### [Set task]
Give back every line exactly as it appears, pictures excluded.

══ Information supplied

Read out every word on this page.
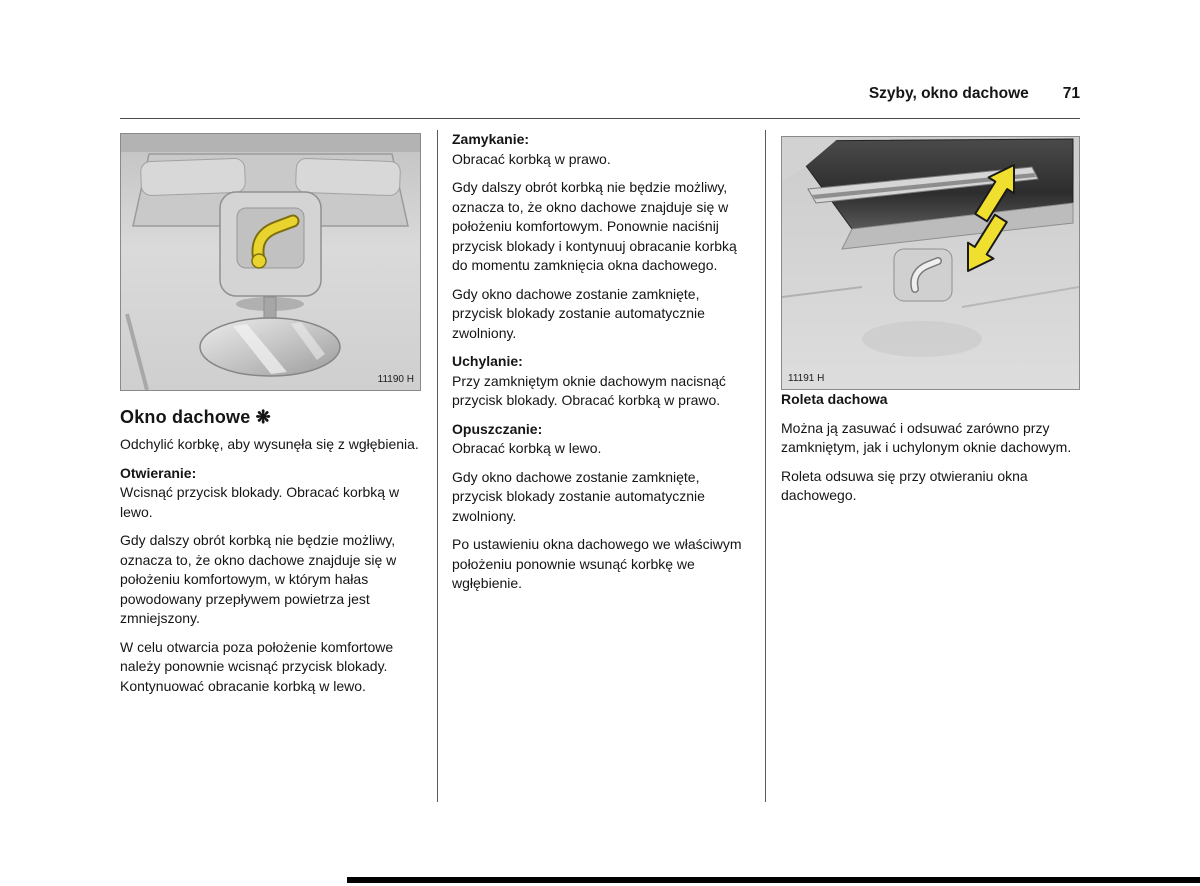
Szyby, okno dachowe 71
11190 H
Okno dachowe ❋

Odchylić korbkę, aby wysunęła się z wgłębienia.

Otwieranie:

Wcisnąć przycisk blokady. Obracać korbką w lewo.

Gdy dalszy obrót korbką nie będzie możliwy, oznacza to, że okno dachowe znajduje się w położeniu komfortowym, w którym hałas powodowany przepływem powietrza jest zmniejszony.

W celu otwarcia poza położenie komfortowe należy ponownie wcisnąć przycisk blokady. Kontynuować obracanie korbką w lewo.

Zamykanie:

Obracać korbką w prawo.

Gdy dalszy obrót korbką nie będzie możliwy, oznacza to, że okno dachowe znajduje się w położeniu komfortowym. Ponownie naciśnij przycisk blokady i kontynuuj obracanie korbką do momentu zamknięcia okna dachowego.

Gdy okno dachowe zostanie zamknięte, przycisk blokady zostanie automatycznie zwolniony.

Uchylanie:

Przy zamkniętym oknie dachowym nacisnąć przycisk blokady. Obracać korbką w prawo.

Opuszczanie:

Obracać korbką w lewo.

Gdy okno dachowe zostanie zamknięte, przycisk blokady zostanie automatycznie zwolniony.

Po ustawieniu okna dachowego we właściwym położeniu ponownie wsunąć korbkę we wgłębienie.

11191 H

Roleta dachowa

Można ją zasuwać i odsuwać zarówno przy zamkniętym, jak i uchylonym oknie dachowym.

Roleta odsuwa się przy otwieraniu okna dachowego.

════

### [Solved problem]
Read out every word on this page.
Szyby, okno dachowe 71
11190 H
Okno dachowe ❋

Odchylić korbkę, aby wysunęła się z wgłębienia.

Otwieranie:

Wcisnąć przycisk blokady. Obracać korbką w lewo.

Gdy dalszy obrót korbką nie będzie możliwy, oznacza to, że okno dachowe znajduje się w położeniu komfortowym, w którym hałas powodowany przepływem powietrza jest zmniejszony.

W celu otwarcia poza położenie komfortowe należy ponownie wcisnąć przycisk blokady. Kontynuować obracanie korbką w lewo.

Zamykanie:

Obracać korbką w prawo.

Gdy dalszy obrót korbką nie będzie możliwy, oznacza to, że okno dachowe znajduje się w położeniu komfortowym. Ponownie naciśnij przycisk blokady i kontynuuj obracanie korbką do momentu zamknięcia okna dachowego.

Gdy okno dachowe zostanie zamknięte, przycisk blokady zostanie automatycznie zwolniony.

Uchylanie:

Przy zamkniętym oknie dachowym nacisnąć przycisk blokady. Obracać korbką w prawo.

Opuszczanie:

Obracać korbką w lewo.

Gdy okno dachowe zostanie zamknięte, przycisk blokady zostanie automatycznie zwolniony.

Po ustawieniu okna dachowego we właściwym położeniu ponownie wsunąć korbkę we wgłębienie.

11191 H

Roleta dachowa

Można ją zasuwać i odsuwać zarówno przy zamkniętym, jak i uchylonym oknie dachowym.

Roleta odsuwa się przy otwieraniu okna dachowego.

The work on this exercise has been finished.